## start Data listing

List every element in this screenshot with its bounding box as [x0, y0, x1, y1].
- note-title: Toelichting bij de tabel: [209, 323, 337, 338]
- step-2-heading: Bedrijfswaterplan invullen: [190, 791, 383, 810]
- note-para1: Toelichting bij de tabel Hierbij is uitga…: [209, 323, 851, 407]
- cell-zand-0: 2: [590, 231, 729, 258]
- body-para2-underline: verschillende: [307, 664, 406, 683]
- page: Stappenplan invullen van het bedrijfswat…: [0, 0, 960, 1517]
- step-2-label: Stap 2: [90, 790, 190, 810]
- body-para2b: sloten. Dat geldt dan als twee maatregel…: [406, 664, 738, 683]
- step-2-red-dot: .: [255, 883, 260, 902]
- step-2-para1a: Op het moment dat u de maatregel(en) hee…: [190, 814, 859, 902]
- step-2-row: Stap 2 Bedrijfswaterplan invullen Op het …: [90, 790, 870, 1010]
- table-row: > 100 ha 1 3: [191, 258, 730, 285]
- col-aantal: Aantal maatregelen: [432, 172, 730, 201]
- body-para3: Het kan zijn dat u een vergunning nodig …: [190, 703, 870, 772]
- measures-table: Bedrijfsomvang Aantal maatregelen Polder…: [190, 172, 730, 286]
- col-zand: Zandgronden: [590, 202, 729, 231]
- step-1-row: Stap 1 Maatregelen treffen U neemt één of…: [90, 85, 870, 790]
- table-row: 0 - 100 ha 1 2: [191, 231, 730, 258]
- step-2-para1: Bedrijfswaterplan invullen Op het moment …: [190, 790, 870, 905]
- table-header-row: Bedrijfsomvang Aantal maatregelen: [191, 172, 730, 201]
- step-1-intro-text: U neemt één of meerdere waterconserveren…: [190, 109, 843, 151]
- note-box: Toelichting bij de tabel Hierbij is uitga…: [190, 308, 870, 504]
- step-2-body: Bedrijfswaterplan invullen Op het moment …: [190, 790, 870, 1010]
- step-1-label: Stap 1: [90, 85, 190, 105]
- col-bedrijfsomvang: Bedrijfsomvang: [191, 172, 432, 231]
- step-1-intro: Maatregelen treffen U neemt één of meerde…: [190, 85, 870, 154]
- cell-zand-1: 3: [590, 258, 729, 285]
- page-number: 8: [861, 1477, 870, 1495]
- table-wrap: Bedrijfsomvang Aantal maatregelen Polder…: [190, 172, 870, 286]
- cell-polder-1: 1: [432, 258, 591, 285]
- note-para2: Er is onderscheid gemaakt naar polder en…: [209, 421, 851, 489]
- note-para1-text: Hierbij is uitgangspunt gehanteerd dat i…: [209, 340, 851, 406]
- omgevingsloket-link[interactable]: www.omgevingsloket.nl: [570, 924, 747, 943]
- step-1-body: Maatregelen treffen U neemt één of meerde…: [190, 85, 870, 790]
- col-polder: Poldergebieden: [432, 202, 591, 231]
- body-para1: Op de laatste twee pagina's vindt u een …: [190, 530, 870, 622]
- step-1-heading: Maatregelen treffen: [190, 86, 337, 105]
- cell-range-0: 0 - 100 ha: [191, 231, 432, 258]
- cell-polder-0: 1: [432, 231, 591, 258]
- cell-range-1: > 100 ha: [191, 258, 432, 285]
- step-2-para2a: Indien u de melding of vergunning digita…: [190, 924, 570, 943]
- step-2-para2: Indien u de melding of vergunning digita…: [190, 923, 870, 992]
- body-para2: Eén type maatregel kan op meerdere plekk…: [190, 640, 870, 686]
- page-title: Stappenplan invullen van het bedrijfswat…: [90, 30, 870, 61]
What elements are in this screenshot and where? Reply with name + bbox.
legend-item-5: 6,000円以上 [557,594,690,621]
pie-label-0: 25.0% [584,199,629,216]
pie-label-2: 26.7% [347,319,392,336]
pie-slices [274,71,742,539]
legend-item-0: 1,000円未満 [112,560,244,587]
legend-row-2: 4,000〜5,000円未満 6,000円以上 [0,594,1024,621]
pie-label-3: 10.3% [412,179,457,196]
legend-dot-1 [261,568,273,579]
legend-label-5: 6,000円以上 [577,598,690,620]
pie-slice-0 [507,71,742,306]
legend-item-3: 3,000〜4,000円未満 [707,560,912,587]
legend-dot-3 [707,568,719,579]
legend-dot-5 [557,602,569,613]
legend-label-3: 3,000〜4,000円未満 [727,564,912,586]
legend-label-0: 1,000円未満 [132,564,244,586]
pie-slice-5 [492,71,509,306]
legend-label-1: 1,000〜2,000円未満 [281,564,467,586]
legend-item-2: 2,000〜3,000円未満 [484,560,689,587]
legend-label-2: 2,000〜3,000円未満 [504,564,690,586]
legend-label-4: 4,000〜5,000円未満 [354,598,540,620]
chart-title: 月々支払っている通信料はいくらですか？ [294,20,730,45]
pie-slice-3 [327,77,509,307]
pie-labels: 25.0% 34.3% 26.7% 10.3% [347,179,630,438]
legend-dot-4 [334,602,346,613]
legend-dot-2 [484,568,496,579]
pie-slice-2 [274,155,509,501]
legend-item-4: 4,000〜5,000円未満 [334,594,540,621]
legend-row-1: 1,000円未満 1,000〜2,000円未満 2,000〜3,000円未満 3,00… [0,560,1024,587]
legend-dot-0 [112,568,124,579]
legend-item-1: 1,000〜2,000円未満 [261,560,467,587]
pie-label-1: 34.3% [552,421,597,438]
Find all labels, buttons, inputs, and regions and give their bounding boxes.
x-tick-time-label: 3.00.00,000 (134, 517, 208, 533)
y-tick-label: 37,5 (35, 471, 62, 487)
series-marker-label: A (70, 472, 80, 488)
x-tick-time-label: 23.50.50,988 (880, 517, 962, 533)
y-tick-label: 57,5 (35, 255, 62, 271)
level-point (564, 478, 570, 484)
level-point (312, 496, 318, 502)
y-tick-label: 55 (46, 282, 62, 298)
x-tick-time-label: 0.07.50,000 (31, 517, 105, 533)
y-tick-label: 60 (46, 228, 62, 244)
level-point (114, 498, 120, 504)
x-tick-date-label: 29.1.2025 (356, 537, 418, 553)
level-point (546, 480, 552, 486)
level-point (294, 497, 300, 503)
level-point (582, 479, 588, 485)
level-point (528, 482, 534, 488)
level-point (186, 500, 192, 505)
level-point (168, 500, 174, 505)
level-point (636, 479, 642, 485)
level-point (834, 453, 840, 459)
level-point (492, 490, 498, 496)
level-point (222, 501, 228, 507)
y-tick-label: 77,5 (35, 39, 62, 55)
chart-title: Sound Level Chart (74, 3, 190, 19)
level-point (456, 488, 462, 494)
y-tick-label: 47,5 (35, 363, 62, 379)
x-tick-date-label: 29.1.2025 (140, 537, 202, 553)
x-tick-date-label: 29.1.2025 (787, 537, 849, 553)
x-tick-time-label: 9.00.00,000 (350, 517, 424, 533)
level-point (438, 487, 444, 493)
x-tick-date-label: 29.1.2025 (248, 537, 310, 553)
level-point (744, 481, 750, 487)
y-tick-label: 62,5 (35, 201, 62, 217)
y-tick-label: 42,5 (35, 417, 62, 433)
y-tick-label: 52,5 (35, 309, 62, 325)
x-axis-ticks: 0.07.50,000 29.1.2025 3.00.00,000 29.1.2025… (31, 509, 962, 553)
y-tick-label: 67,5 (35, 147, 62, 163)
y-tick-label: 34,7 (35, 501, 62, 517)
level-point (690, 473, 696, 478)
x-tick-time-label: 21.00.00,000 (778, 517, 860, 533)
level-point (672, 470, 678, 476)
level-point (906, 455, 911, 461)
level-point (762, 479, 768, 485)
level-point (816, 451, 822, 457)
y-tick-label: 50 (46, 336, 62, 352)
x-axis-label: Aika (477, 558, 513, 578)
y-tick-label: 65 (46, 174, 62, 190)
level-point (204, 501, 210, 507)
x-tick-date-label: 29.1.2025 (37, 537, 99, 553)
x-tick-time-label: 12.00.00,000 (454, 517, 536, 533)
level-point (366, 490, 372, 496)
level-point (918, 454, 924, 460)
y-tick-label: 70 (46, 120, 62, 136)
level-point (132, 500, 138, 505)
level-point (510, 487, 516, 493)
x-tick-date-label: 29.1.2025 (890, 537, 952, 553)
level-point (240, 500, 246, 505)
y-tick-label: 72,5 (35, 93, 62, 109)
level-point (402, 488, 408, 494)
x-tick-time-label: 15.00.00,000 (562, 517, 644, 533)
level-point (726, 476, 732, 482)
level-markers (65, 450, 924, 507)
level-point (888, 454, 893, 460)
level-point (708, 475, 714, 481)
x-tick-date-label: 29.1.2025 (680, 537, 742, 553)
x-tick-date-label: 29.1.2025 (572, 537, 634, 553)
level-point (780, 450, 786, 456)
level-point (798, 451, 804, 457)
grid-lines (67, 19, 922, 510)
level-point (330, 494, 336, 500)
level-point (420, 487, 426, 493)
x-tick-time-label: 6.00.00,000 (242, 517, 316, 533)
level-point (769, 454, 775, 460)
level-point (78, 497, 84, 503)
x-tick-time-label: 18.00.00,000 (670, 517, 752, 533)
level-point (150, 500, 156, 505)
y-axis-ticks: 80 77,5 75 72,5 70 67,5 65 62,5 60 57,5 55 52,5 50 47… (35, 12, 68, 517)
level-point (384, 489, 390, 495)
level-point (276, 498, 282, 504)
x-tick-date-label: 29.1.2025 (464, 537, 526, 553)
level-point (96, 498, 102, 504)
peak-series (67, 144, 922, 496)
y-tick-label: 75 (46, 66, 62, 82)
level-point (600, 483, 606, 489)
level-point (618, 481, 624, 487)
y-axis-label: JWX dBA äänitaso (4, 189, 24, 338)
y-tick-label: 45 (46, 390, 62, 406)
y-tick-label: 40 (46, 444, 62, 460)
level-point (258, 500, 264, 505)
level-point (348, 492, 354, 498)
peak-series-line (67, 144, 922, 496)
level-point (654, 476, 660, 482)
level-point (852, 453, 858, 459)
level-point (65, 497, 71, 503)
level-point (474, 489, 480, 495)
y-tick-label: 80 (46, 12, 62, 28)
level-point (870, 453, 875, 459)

## end Data listing

▶ **Given instruction**
Copy out the part of the listing that opens with its first line and closes with the line containing "- note-box: Toelichting", keeping every line unchanged.

▶ **Solved problem**
List every element in this screenshot with its bounding box as [x0, y0, x1, y1].
- note-title: Toelichting bij de tabel: [209, 323, 337, 338]
- step-2-heading: Bedrijfswaterplan invullen: [190, 791, 383, 810]
- note-para1: Toelichting bij de tabel Hierbij is uitga…: [209, 323, 851, 407]
- cell-zand-0: 2: [590, 231, 729, 258]
- body-para2-underline: verschillende: [307, 664, 406, 683]
- page: Stappenplan invullen van het bedrijfswat…: [0, 0, 960, 1517]
- step-2-label: Stap 2: [90, 790, 190, 810]
- body-para2b: sloten. Dat geldt dan als twee maatregel…: [406, 664, 738, 683]
- step-2-red-dot: .: [255, 883, 260, 902]
- step-2-para1a: Op het moment dat u de maatregel(en) hee…: [190, 814, 859, 902]
- step-2-row: Stap 2 Bedrijfswaterplan invullen Op het …: [90, 790, 870, 1010]
- table-row: > 100 ha 1 3: [191, 258, 730, 285]
- col-aantal: Aantal maatregelen: [432, 172, 730, 201]
- body-para3: Het kan zijn dat u een vergunning nodig …: [190, 703, 870, 772]
- measures-table: Bedrijfsomvang Aantal maatregelen Polder…: [190, 172, 730, 286]
- col-zand: Zandgronden: [590, 202, 729, 231]
- step-1-row: Stap 1 Maatregelen treffen U neemt één of…: [90, 85, 870, 790]
- table-row: 0 - 100 ha 1 2: [191, 231, 730, 258]
- step-2-para1: Bedrijfswaterplan invullen Op het moment …: [190, 790, 870, 905]
- table-header-row: Bedrijfsomvang Aantal maatregelen: [191, 172, 730, 201]
- step-1-intro-text: U neemt één of meerdere waterconserveren…: [190, 109, 843, 151]
- note-box: Toelichting bij de tabel Hierbij is uitga…: [190, 308, 870, 504]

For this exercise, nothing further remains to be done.